▶ Material provided:
>>>>
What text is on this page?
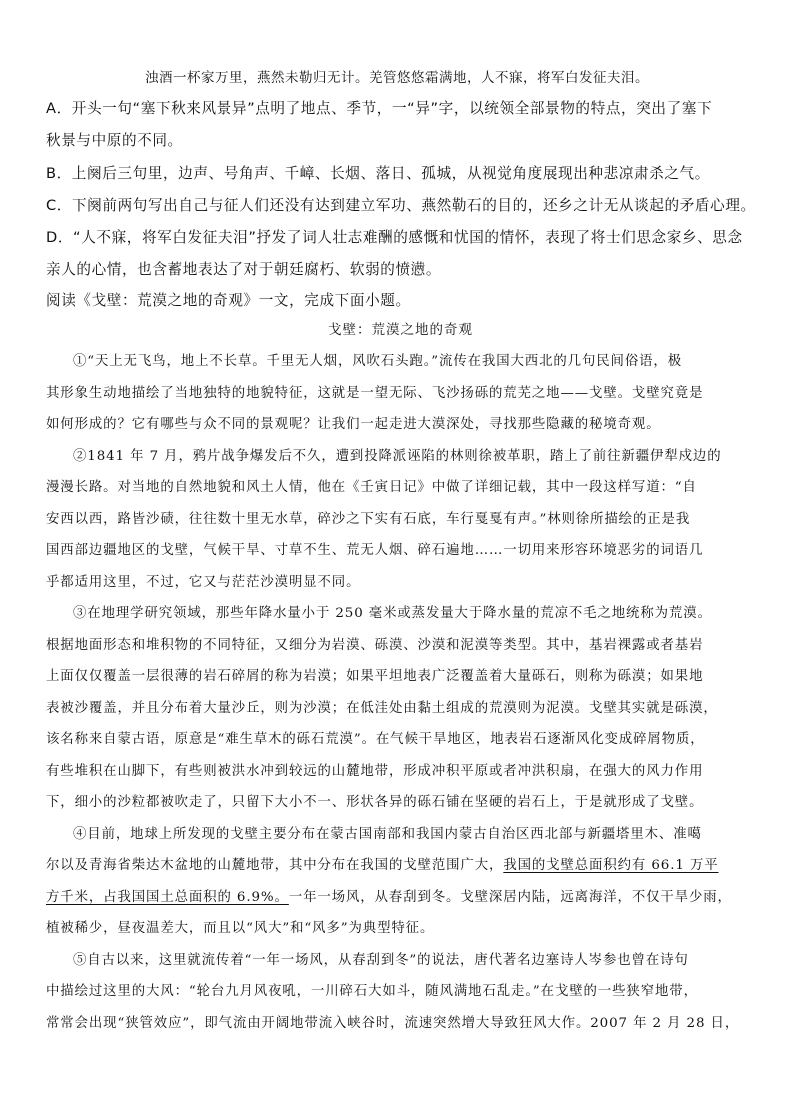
浊酒一杯家万里，燕然未勒归无计。羌管悠悠霜满地，人不寐，将军白发征夫泪。
A．开头一句“塞下秋来风景异”点明了地点、季节，一“异”字，以统领全部景物的特点，突出了塞下
秋景与中原的不同。
B．上阕后三句里，边声、号角声、千嶂、长烟、落日、孤城，从视觉角度展现出种悲凉肃杀之气。
C．下阕前两句写出自己与征人们还没有达到建立军功、燕然勒石的目的，还乡之计无从谈起的矛盾心理。
D．“人不寐，将军白发征夫泪”抒发了词人壮志难酬的感慨和忧国的情怀，表现了将士们思念家乡、思念
亲人的心情，也含蓄地表达了对于朝廷腐朽、软弱的愤懑。
阅读《戈壁：荒漠之地的奇观》一文，完成下面小题。
戈壁：荒漠之地的奇观
①“天上无飞鸟，地上不长草。千里无人烟，风吹石头跑。”流传在我国大西北的几句民间俗语，极
其形象生动地描绘了当地独特的地貌特征，这就是一望无际、飞沙扬砾的荒芜之地——戈壁。戈壁究竟是
如何形成的？它有哪些与众不同的景观呢？让我们一起走进大漠深处，寻找那些隐藏的秘境奇观。
②1841 年 7 月，鸦片战争爆发后不久，遭到投降派诬陷的林则徐被革职，踏上了前往新疆伊犁戍边的
漫漫长路。对当地的自然地貌和风土人情，他在《壬寅日记》中做了详细记载，其中一段这样写道：“自
安西以西，路皆沙碛，往往数十里无水草，碎沙之下实有石底，车行戛戛有声。”林则徐所描绘的正是我
国西部边疆地区的戈壁，气候干旱、寸草不生、荒无人烟、碎石遍地……一切用来形容环境恶劣的词语几
乎都适用这里，不过，它又与茫茫沙漠明显不同。
③在地理学研究领域，那些年降水量小于 250 毫米或蒸发量大于降水量的荒凉不毛之地统称为荒漠。
根据地面形态和堆积物的不同特征，又细分为岩漠、砾漠、沙漠和泥漠等类型。其中，基岩裸露或者基岩
上面仅仅覆盖一层很薄的岩石碎屑的称为岩漠；如果平坦地表广泛覆盖着大量砾石，则称为砾漠；如果地
表被沙覆盖，并且分布着大量沙丘，则为沙漠；在低洼处由黏土组成的荒漠则为泥漠。戈壁其实就是砾漠，
该名称来自蒙古语，原意是“难生草木的砾石荒漠”。在气候干旱地区，地表岩石逐渐风化变成碎屑物质，
有些堆积在山脚下，有些则被洪水冲到较远的山麓地带，形成冲积平原或者冲洪积扇，在强大的风力作用
下，细小的沙粒都被吹走了，只留下大小不一、形状各异的砾石铺在坚硬的岩石上，于是就形成了戈壁。
④目前，地球上所发现的戈壁主要分布在蒙古国南部和我国内蒙古自治区西北部与新疆塔里木、准噶
尔以及青海省柴达木盆地的山麓地带，其中分布在我国的戈壁范围广大，我国的戈壁总面积约有 66.1 万平
方千米，占我国国土总面积的 6.9%。一年一场风，从春刮到冬。戈壁深居内陆，远离海洋，不仅干旱少雨，
植被稀少，昼夜温差大，而且以“风大”和“风多”为典型特征。
⑤自古以来，这里就流传着“一年一场风，从春刮到冬”的说法，唐代著名边塞诗人岑参也曾在诗句
中描绘过这里的大风：“轮台九月风夜吼，一川碎石大如斗，随风满地石乱走。”在戈壁的一些狭窄地带，
常常会出现“狭管效应”，即气流由开阔地带流入峡谷时，流速突然增大导致狂风大作。2007 年 2 月 28 日，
<<<<
▶ Work to be completed: Exactly as written, return every line of the listing, but not the pictures.

▶ Response to the task:
What text is on this page?
浊酒一杯家万里，燕然未勒归无计。羌管悠悠霜满地，人不寐，将军白发征夫泪。
A．开头一句“塞下秋来风景异”点明了地点、季节，一“异”字，以统领全部景物的特点，突出了塞下
秋景与中原的不同。
B．上阕后三句里，边声、号角声、千嶂、长烟、落日、孤城，从视觉角度展现出种悲凉肃杀之气。
C．下阕前两句写出自己与征人们还没有达到建立军功、燕然勒石的目的，还乡之计无从谈起的矛盾心理。
D．“人不寐，将军白发征夫泪”抒发了词人壮志难酬的感慨和忧国的情怀，表现了将士们思念家乡、思念
亲人的心情，也含蓄地表达了对于朝廷腐朽、软弱的愤懑。
阅读《戈壁：荒漠之地的奇观》一文，完成下面小题。
戈壁：荒漠之地的奇观
①“天上无飞鸟，地上不长草。千里无人烟，风吹石头跑。”流传在我国大西北的几句民间俗语，极
其形象生动地描绘了当地独特的地貌特征，这就是一望无际、飞沙扬砾的荒芜之地——戈壁。戈壁究竟是
如何形成的？它有哪些与众不同的景观呢？让我们一起走进大漠深处，寻找那些隐藏的秘境奇观。
②1841 年 7 月，鸦片战争爆发后不久，遭到投降派诬陷的林则徐被革职，踏上了前往新疆伊犁戍边的
漫漫长路。对当地的自然地貌和风土人情，他在《壬寅日记》中做了详细记载，其中一段这样写道：“自
安西以西，路皆沙碛，往往数十里无水草，碎沙之下实有石底，车行戛戛有声。”林则徐所描绘的正是我
国西部边疆地区的戈壁，气候干旱、寸草不生、荒无人烟、碎石遍地……一切用来形容环境恶劣的词语几
乎都适用这里，不过，它又与茫茫沙漠明显不同。
③在地理学研究领域，那些年降水量小于 250 毫米或蒸发量大于降水量的荒凉不毛之地统称为荒漠。
根据地面形态和堆积物的不同特征，又细分为岩漠、砾漠、沙漠和泥漠等类型。其中，基岩裸露或者基岩
上面仅仅覆盖一层很薄的岩石碎屑的称为岩漠；如果平坦地表广泛覆盖着大量砾石，则称为砾漠；如果地
表被沙覆盖，并且分布着大量沙丘，则为沙漠；在低洼处由黏土组成的荒漠则为泥漠。戈壁其实就是砾漠，
该名称来自蒙古语，原意是“难生草木的砾石荒漠”。在气候干旱地区，地表岩石逐渐风化变成碎屑物质，
有些堆积在山脚下，有些则被洪水冲到较远的山麓地带，形成冲积平原或者冲洪积扇，在强大的风力作用
下，细小的沙粒都被吹走了，只留下大小不一、形状各异的砾石铺在坚硬的岩石上，于是就形成了戈壁。
④目前，地球上所发现的戈壁主要分布在蒙古国南部和我国内蒙古自治区西北部与新疆塔里木、准噶
尔以及青海省柴达木盆地的山麓地带，其中分布在我国的戈壁范围广大，我国的戈壁总面积约有 66.1 万平
方千米，占我国国土总面积的 6.9%。一年一场风，从春刮到冬。戈壁深居内陆，远离海洋，不仅干旱少雨，
植被稀少，昼夜温差大，而且以“风大”和“风多”为典型特征。
⑤自古以来，这里就流传着“一年一场风，从春刮到冬”的说法，唐代著名边塞诗人岑参也曾在诗句
中描绘过这里的大风：“轮台九月风夜吼，一川碎石大如斗，随风满地石乱走。”在戈壁的一些狭窄地带，
常常会出现“狭管效应”，即气流由开阔地带流入峡谷时，流速突然增大导致狂风大作。2007 年 2 月 28 日，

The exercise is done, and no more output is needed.